• **WORK TO BE COMPLETED**: Transcribe each line exactly.

--- Begin ---

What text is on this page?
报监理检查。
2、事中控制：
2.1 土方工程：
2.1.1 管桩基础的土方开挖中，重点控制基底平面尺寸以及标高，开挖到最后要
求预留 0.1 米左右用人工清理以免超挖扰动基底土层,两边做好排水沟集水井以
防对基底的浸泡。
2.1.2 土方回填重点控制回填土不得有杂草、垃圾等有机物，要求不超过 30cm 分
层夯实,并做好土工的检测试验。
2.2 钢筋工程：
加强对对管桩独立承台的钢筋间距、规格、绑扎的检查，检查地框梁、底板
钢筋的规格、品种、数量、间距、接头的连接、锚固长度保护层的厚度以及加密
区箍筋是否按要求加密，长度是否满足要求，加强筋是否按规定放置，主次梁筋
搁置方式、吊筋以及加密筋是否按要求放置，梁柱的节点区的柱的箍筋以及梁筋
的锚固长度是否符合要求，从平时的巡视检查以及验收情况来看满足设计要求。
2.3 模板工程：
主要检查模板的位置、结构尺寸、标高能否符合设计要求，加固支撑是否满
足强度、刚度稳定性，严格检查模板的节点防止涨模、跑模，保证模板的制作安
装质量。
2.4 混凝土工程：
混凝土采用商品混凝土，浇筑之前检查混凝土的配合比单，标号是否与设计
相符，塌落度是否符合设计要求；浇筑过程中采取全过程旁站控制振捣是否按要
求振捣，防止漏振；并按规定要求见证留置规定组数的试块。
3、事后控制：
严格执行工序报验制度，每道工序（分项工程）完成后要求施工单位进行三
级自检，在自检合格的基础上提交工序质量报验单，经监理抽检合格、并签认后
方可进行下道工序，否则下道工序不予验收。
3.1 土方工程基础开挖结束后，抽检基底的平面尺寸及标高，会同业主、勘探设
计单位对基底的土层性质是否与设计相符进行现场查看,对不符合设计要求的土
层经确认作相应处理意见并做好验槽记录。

--- End ---

• **SOLUTION**:
What text is on this page?
报监理检查。
2、事中控制：
2.1 土方工程：
2.1.1 管桩基础的土方开挖中，重点控制基底平面尺寸以及标高，开挖到最后要
求预留 0.1 米左右用人工清理以免超挖扰动基底土层,两边做好排水沟集水井以
防对基底的浸泡。
2.1.2 土方回填重点控制回填土不得有杂草、垃圾等有机物，要求不超过 30cm 分
层夯实,并做好土工的检测试验。
2.2 钢筋工程：
加强对对管桩独立承台的钢筋间距、规格、绑扎的检查，检查地框梁、底板
钢筋的规格、品种、数量、间距、接头的连接、锚固长度保护层的厚度以及加密
区箍筋是否按要求加密，长度是否满足要求，加强筋是否按规定放置，主次梁筋
搁置方式、吊筋以及加密筋是否按要求放置，梁柱的节点区的柱的箍筋以及梁筋
的锚固长度是否符合要求，从平时的巡视检查以及验收情况来看满足设计要求。
2.3 模板工程：
主要检查模板的位置、结构尺寸、标高能否符合设计要求，加固支撑是否满
足强度、刚度稳定性，严格检查模板的节点防止涨模、跑模，保证模板的制作安
装质量。
2.4 混凝土工程：
混凝土采用商品混凝土，浇筑之前检查混凝土的配合比单，标号是否与设计
相符，塌落度是否符合设计要求；浇筑过程中采取全过程旁站控制振捣是否按要
求振捣，防止漏振；并按规定要求见证留置规定组数的试块。
3、事后控制：
严格执行工序报验制度，每道工序（分项工程）完成后要求施工单位进行三
级自检，在自检合格的基础上提交工序质量报验单，经监理抽检合格、并签认后
方可进行下道工序，否则下道工序不予验收。
3.1 土方工程基础开挖结束后，抽检基底的平面尺寸及标高，会同业主、勘探设
计单位对基底的土层性质是否与设计相符进行现场查看,对不符合设计要求的土
层经确认作相应处理意见并做好验槽记录。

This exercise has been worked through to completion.